GIVEN EXERCISE ▸ Transcribe the records that follow. Keep every word exactly, and drop the pictures.

GIVEN DATA ▸
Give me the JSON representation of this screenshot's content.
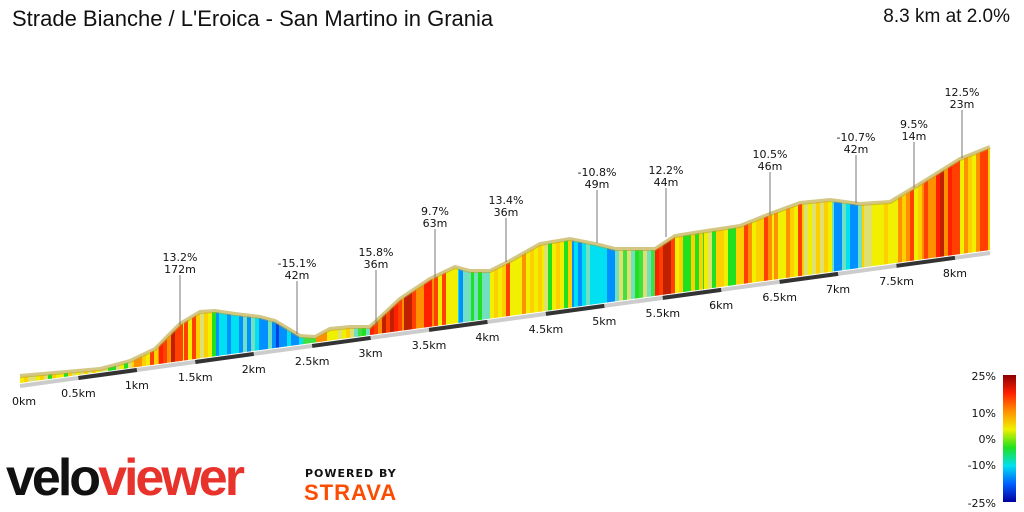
{
  "header": {
    "title": "Strade Bianche / L'Eroica - San Martino in Grania",
    "summary": "8.3 km at 2.0%"
  },
  "chart_data": {
    "type": "area",
    "title": "Strade Bianche / L'Eroica - San Martino in Grania",
    "xlabel": "",
    "ylabel": "",
    "x_ticks": [
      "0km",
      "0.5km",
      "1km",
      "1.5km",
      "2km",
      "2.5km",
      "3km",
      "3.5km",
      "4km",
      "4.5km",
      "5km",
      "5.5km",
      "6km",
      "6.5km",
      "7km",
      "7.5km",
      "8km"
    ],
    "annotations": [
      {
        "grade": "13.2%",
        "length": "172m"
      },
      {
        "grade": "-15.1%",
        "length": "42m"
      },
      {
        "grade": "15.8%",
        "length": "36m"
      },
      {
        "grade": "9.7%",
        "length": "63m"
      },
      {
        "grade": "13.4%",
        "length": "36m"
      },
      {
        "grade": "-10.8%",
        "length": "49m"
      },
      {
        "grade": "12.2%",
        "length": "44m"
      },
      {
        "grade": "10.5%",
        "length": "46m"
      },
      {
        "grade": "-10.7%",
        "length": "42m"
      },
      {
        "grade": "9.5%",
        "length": "14m"
      },
      {
        "grade": "12.5%",
        "length": "23m"
      }
    ],
    "legend": {
      "labels": [
        "25%",
        "10%",
        "0%",
        "-10%",
        "-25%"
      ],
      "colors": [
        "#8b0000",
        "#ff2000",
        "#ff9000",
        "#f0f000",
        "#20e020",
        "#00e0f0",
        "#0060ff",
        "#0000a0"
      ]
    }
  },
  "branding": {
    "logo_a": "velo",
    "logo_b": "viewer",
    "powered": "POWERED BY",
    "strava": "STRAVA"
  }
}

FINISHED ANSWER ▸
Give me the JSON representation of this screenshot's content.
{
  "header": {
    "title": "Strade Bianche / L'Eroica - San Martino in Grania",
    "summary": "8.3 km at 2.0%"
  },
  "chart_data": {
    "type": "area",
    "title": "Strade Bianche / L'Eroica - San Martino in Grania",
    "xlabel": "",
    "ylabel": "",
    "x_ticks": [
      "0km",
      "0.5km",
      "1km",
      "1.5km",
      "2km",
      "2.5km",
      "3km",
      "3.5km",
      "4km",
      "4.5km",
      "5km",
      "5.5km",
      "6km",
      "6.5km",
      "7km",
      "7.5km",
      "8km"
    ],
    "annotations": [
      {
        "grade": "13.2%",
        "length": "172m"
      },
      {
        "grade": "-15.1%",
        "length": "42m"
      },
      {
        "grade": "15.8%",
        "length": "36m"
      },
      {
        "grade": "9.7%",
        "length": "63m"
      },
      {
        "grade": "13.4%",
        "length": "36m"
      },
      {
        "grade": "-10.8%",
        "length": "49m"
      },
      {
        "grade": "12.2%",
        "length": "44m"
      },
      {
        "grade": "10.5%",
        "length": "46m"
      },
      {
        "grade": "-10.7%",
        "length": "42m"
      },
      {
        "grade": "9.5%",
        "length": "14m"
      },
      {
        "grade": "12.5%",
        "length": "23m"
      }
    ],
    "legend": {
      "labels": [
        "25%",
        "10%",
        "0%",
        "-10%",
        "-25%"
      ],
      "colors": [
        "#8b0000",
        "#ff2000",
        "#ff9000",
        "#f0f000",
        "#20e020",
        "#00e0f0",
        "#0060ff",
        "#0000a0"
      ]
    }
  },
  "branding": {
    "logo_a": "velo",
    "logo_b": "viewer",
    "powered": "POWERED BY",
    "strava": "STRAVA"
  }
}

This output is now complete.